**REQUIREMENTS**
A - Reproduce the passage on fisheries quotas word for word, from "Embarking on a" to "of this system.".
B - Extend the passage on fisheries quotas with the next part, starting after its last sentence.
-- Begin TEXT PASSAGE --
Second, permanent transferability of enterprise allocations are subject to ministerial approval. We know intra-regional transfers of allocations would be discussed with provinces before any decision would be or could be made.

Lastly, the Minister of Fisheries and Oceans has discretionary licensing powers and can revoke or change our licence conditions. The latter point creates uncertainty about yearly sector shares and quotas and can destabilize investment plans, markets and production plans. We are currently working with the government to develop long-term partnership agreements where our respective roles in fisheries can be clearly understood.

In return for security of access to our shares of the resource, we are prepared to take on more fisheries management activities such as conducting ongoing science surveys, providing port sampling, data gathering and at-sea monitoring. We are already conducting several science surveys under an association of the offshore companies called the Groundfish Enterprise Allocation Council and are providing a 100-per-cent dockside monitoring of all landings and port sampling in some offshore plants.

The underlying principles in these agreements is that ownership, with as few strings as possible, will empower fishermen and vessel owners to be more accountable for resource management. By enhancing stability, owners will have more time to find valuable use for the resource.

Enterprise allocation and ITQs provide a number of incentives to use resources efficiently. Confident their harvesting rights to fish are secure, fishermen and vessel owners need not waste money building larger vessels and equipping them with more advanced gear in a race to catch fish. The permanent transferability of quotas allows existing excess effort to be retired in a way that can satisfy both those who quit and those who remain in the fishery.

Enterprise allocations and ITQs also promote orderly and informed fisheries management. With valuable assets tied up in their property rights to a percentage of the catch, fishermen and vessel owners have an economic interest in ensuring fish stocks are managed properly. There is also the conservation of resources employed to harvest allocations -- less fuel, fishing gear, steel, machinery <#0107> resources which are being wasted by maintaining surplus harvesting capacity for competitive-style fisheries.

The ITQ fisheries for Pacific sable fish and the halibut have also demonstrated that ITQs can save lives. Safety records of those fisheries have improved dramatically as compared to the derby-style fishing of the past.

Embarking on a property rights regime is not easy. Fishermen must be ready to accept an alternative way of management for the fisheries, sharing formulas need to be negotiated, and there will be initial changes in the number of fishermen and vessels as the market develops for ITQs. Based on the combined experience from Canada and other countries with property rights, there is a good body of information on which to assess the merits of this system.
-- End TEXT PASSAGE --
-- Begin DATA SUPPLIED --
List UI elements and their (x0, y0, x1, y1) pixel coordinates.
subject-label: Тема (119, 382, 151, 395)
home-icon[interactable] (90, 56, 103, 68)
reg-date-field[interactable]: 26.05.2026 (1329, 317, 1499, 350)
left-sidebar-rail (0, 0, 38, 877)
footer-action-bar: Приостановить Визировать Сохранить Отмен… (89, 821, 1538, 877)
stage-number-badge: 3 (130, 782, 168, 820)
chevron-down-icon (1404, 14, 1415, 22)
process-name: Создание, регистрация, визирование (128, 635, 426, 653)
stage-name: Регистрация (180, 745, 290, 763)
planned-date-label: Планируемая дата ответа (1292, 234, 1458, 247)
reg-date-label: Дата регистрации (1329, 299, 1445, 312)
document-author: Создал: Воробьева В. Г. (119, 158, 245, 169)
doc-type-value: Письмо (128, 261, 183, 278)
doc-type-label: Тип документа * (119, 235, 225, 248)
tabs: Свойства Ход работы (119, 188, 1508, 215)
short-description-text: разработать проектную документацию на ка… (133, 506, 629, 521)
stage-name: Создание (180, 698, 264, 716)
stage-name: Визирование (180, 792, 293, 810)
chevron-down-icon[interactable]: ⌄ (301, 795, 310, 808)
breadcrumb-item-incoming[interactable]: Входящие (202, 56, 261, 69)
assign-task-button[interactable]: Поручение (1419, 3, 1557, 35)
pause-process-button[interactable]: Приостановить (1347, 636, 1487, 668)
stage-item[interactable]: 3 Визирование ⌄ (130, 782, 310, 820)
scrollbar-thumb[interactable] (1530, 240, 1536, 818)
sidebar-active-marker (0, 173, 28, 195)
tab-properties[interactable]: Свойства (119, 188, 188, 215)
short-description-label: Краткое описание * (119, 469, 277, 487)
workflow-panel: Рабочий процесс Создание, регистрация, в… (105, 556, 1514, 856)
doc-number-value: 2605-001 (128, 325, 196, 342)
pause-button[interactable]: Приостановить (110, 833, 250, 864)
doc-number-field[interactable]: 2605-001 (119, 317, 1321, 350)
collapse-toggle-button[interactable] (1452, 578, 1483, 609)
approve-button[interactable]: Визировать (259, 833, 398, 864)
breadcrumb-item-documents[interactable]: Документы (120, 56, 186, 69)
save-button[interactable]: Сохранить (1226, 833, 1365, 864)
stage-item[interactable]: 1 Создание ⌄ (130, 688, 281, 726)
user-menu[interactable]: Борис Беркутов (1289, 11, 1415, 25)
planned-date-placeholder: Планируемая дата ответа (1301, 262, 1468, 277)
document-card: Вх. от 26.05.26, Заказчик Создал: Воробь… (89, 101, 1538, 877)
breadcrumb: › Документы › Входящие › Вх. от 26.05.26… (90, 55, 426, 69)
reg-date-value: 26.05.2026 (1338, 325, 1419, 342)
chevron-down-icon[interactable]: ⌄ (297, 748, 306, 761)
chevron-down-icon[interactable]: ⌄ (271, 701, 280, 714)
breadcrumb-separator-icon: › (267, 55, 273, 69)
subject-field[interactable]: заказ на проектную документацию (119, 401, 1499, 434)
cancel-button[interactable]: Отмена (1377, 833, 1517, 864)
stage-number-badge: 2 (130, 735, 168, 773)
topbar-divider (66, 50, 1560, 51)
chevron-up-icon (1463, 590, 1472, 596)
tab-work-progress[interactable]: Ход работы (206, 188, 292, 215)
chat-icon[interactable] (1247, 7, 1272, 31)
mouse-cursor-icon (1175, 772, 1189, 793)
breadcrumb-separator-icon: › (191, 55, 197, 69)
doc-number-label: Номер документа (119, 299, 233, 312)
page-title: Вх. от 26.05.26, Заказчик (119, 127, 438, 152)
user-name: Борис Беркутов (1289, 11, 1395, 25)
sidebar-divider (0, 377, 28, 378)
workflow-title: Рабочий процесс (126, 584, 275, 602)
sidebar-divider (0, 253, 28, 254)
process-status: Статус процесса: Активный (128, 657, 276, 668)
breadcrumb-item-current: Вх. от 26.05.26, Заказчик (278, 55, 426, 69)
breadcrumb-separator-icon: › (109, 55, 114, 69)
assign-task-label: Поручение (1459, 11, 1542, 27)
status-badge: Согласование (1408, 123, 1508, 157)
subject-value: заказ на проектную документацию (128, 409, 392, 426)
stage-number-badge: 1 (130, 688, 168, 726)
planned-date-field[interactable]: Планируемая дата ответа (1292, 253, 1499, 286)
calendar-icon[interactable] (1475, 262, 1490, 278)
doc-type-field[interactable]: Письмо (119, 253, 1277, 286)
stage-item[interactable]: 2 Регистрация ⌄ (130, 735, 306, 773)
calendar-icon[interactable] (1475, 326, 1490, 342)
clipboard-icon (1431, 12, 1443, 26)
-- End DATA SUPPLIED --
-- Begin DATA SUPPLIED --
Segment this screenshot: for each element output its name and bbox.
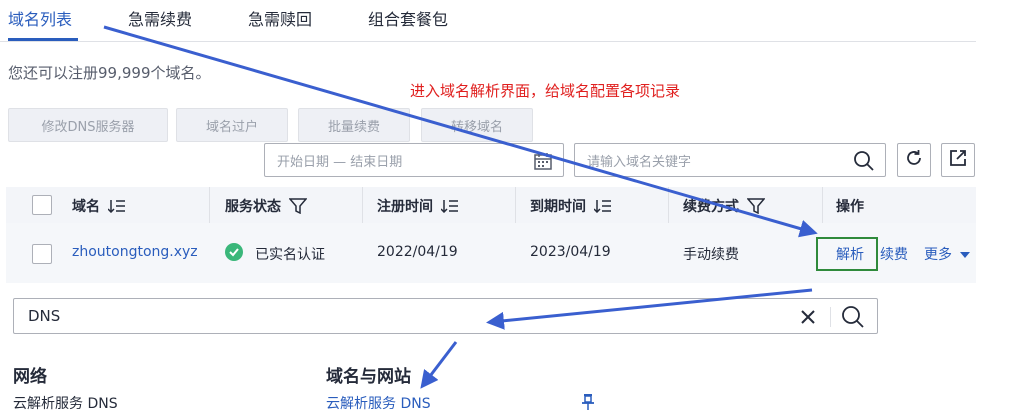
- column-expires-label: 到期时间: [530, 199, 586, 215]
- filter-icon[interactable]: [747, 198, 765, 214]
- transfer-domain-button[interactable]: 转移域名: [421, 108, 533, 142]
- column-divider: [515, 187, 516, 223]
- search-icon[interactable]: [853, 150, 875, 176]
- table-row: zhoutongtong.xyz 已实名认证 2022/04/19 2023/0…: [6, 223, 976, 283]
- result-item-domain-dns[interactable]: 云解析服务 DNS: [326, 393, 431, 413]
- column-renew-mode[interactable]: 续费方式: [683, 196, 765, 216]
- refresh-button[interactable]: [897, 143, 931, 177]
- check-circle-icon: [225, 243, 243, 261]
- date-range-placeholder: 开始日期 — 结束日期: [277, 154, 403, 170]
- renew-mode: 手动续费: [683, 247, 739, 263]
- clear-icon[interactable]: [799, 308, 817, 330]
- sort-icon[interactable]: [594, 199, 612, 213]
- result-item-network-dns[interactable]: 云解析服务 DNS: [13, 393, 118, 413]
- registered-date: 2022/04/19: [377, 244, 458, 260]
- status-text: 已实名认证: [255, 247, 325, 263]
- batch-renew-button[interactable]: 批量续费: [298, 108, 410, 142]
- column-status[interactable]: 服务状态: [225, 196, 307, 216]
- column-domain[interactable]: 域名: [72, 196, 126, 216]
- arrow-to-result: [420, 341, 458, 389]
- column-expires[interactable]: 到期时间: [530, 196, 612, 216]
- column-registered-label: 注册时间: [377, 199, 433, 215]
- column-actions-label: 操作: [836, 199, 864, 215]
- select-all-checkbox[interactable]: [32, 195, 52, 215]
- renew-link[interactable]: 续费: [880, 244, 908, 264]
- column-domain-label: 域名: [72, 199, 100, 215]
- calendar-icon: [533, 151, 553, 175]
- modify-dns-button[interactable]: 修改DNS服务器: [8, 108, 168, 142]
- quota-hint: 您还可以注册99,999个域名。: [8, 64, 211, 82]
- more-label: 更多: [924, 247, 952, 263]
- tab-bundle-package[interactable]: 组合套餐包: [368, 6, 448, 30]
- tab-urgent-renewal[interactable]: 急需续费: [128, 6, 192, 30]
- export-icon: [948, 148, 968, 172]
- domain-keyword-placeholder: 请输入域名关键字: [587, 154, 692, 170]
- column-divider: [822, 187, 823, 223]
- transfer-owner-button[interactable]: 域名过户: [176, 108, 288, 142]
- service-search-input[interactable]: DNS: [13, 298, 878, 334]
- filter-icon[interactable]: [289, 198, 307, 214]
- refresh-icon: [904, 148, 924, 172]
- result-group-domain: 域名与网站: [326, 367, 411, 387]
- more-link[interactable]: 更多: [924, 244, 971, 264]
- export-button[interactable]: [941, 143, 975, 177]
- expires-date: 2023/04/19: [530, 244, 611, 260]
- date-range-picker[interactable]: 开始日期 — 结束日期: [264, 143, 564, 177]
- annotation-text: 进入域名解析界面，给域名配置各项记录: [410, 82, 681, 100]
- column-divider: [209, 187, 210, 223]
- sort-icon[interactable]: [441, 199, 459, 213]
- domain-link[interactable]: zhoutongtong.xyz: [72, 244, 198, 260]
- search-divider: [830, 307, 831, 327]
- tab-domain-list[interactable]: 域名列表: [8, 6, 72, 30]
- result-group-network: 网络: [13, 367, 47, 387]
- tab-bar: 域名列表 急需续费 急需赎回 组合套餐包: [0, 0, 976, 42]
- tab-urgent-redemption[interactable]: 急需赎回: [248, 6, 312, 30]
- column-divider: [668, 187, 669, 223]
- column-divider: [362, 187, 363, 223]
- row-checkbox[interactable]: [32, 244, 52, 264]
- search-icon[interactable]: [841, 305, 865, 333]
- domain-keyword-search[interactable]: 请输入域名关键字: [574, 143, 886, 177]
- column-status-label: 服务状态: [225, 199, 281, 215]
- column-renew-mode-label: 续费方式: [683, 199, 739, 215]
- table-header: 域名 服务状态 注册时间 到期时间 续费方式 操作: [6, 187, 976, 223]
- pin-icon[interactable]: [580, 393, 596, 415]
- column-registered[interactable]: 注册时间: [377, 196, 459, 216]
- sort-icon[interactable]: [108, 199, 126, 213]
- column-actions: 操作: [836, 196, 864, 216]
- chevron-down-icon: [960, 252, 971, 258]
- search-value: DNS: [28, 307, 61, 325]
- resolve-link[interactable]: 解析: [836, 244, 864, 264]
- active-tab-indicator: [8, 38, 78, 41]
-- End DATA SUPPLIED --
-- Begin DATA SUPPLIED --
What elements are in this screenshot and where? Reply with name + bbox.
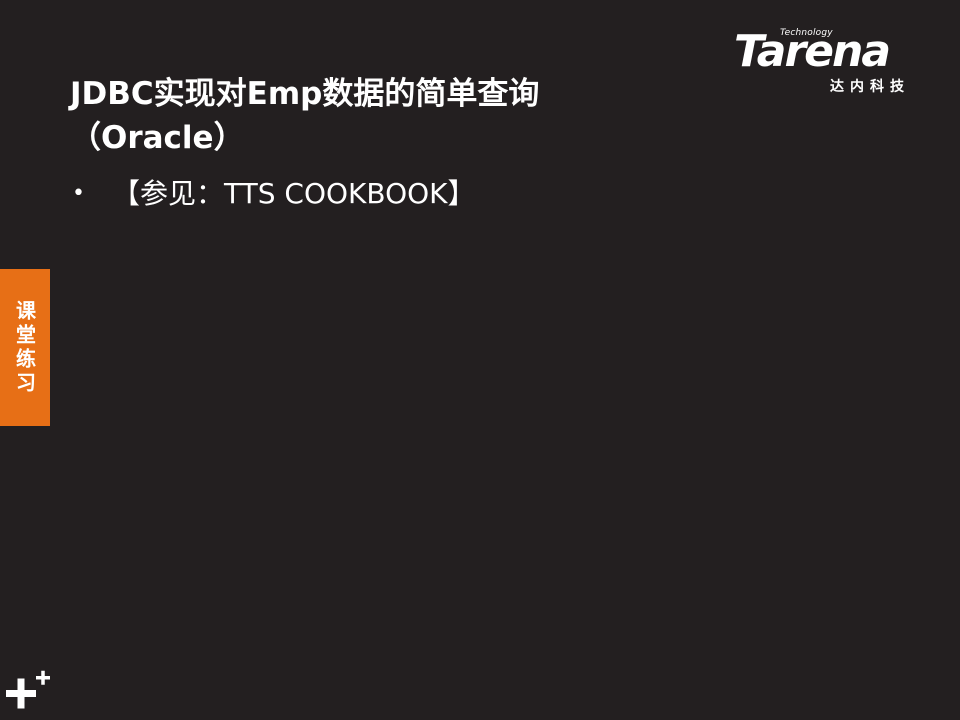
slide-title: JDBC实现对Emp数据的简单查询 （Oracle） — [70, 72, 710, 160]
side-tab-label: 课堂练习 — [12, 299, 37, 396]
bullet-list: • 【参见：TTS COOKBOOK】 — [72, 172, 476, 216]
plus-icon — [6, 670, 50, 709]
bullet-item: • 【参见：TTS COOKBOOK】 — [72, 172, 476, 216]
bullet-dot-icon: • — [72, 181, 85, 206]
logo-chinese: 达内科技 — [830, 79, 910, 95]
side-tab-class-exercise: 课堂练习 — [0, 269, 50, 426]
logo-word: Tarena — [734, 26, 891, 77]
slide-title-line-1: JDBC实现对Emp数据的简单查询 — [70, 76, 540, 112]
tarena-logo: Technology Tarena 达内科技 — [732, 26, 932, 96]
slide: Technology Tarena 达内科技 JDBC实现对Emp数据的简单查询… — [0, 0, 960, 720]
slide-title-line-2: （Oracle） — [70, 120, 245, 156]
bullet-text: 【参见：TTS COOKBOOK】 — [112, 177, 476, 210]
-- End DATA SUPPLIED --
**RESULTS IN ORDER**
A -
Embarking on a property rights regime is not easy. Fishermen must be ready to accept an alternative way of management for the fisheries, sharing formulas need to be negotiated, and there will be initial changes in the number of fishermen and vessels as the market develops for ITQs. Based on the combined experience from Canada and other countries with property rights, there is a good body of information on which to assess the merits of this system.

B -
Senator Stewart: We have heard a fair amount of evidence opposed to individual transferable quotas. I believe it is accurate to say that much of this has come from the inshore fishing sector. That leads me to ask you where your plants are located. I believe you said you had five offshore ships and then you mentioned several other ships from which you were buying fish. Where do your five offshore ships fish, and what other sources of fish do you have for your Nova Scotia plants?

Mr. O'Connor: We have two plants in operation, one in Lunenburg, Nova Scotia, and the other in Arnold's Cove, Newfoundland.

The five vessels that are active are fishing primarily for perch, cod and pollock. Yellowtail will open in August; and we will probably fish some turbot off the northeast coast of Newfoundland.

The independent vessels we are using are based out of southwest Nova. They are operating under a special program, the Temporary Vessel Replacement Program, and they are principally fishing for pollock.

Senator Stewart: Are any of your ships or these other vessels competing with inshore fishermen in inshore waters?

Mr. O'Connor: Any offshore vessel has a licence restriction on fishing outside 12 miles. Sometimes we get caught up in the offshore with the smaller ITQ vessels that also can fish inside 12 miles. You might run into more animosity with fix-gear fishermen in the Bay of Fundy and small mobile-gear vessels. We are not allowed to fish inside 12 miles or inside the Bay of Fundy.

Senator Stewart: You have come out against competition. If I were to win a substantial amount of money in the lottery and decided to start up a major fish operation, would you argue that that was inappropriate?

Mr. O'Connor: What I argue against is competitive fisheries that result in a creation of surplus capacity and the build-up of frustrated fishing capacity which results in taking more fish than should be taken. That is what I am concerned about.

Senator Stewart: In private enterprise the rule of the market is that people can open up small retail outlets, restaurants and so on. However you do not want that; you want a semi-socialized fishery.

Mr. O'Connor: I did not think I was arguing for a semi-socialized fishery.

Senator Stewart: I am putting the label on it. Why is the label inaccurate?

Mr. O'Connor: The label is inaccurate because the example is not a fair one. The example might be better if it related to a resource-based industry such as lumber or any other renewable resource. Because they are limited resources, those industries require some protection. Therefore, you need a management regime, you need regulation, and you need some form of control.

Senator Butts: You have one processing plant currently operating in Nova Scotia. How many plants do you have there that are closed down?

Mr. O'Connor: In Nova Scotia we have one plant that is closed down, our Louisburg plant, and that is currently leased to Han Beek Seafoods which processes silver hake and other under-utilized species.

Senator Butts: You own the plant and that company is paying rent; is that correct?

Mr. O'Connor: Correct.

Senator Butts: How much offshore processing do you do on ships? Do you also do some processing in other nations?

Mr. O'Connor: We do no processing on board ships, but we do process fish in our Portsmouth operation in the United States.

Senator Butts: Is the monitoring on board or on the dock done by your employees?

Mr. O'Connor: No. The observers are third party observers authorized by the Department of Fisheries and Oceans. The dockside monitors are also third party dockside monitors authorized by the Department of Fisheries and Oceans. The other monitoring activity that we pursued is the video camera system, which is totally passive, but it also changes behaviour at sea.

Senator Butts: You mentioned that DFO has the authority to revoke or to change licences. Has that ever happened?

Mr. O'Connor: The Minister of Fisheries and Oceans has the discretionary power to revoke and change licences. The revoking of licences has not happened to my knowledge in the offshore fishery, although it has happened in some inshore fisheries. However, the changing of conditions happens quite often.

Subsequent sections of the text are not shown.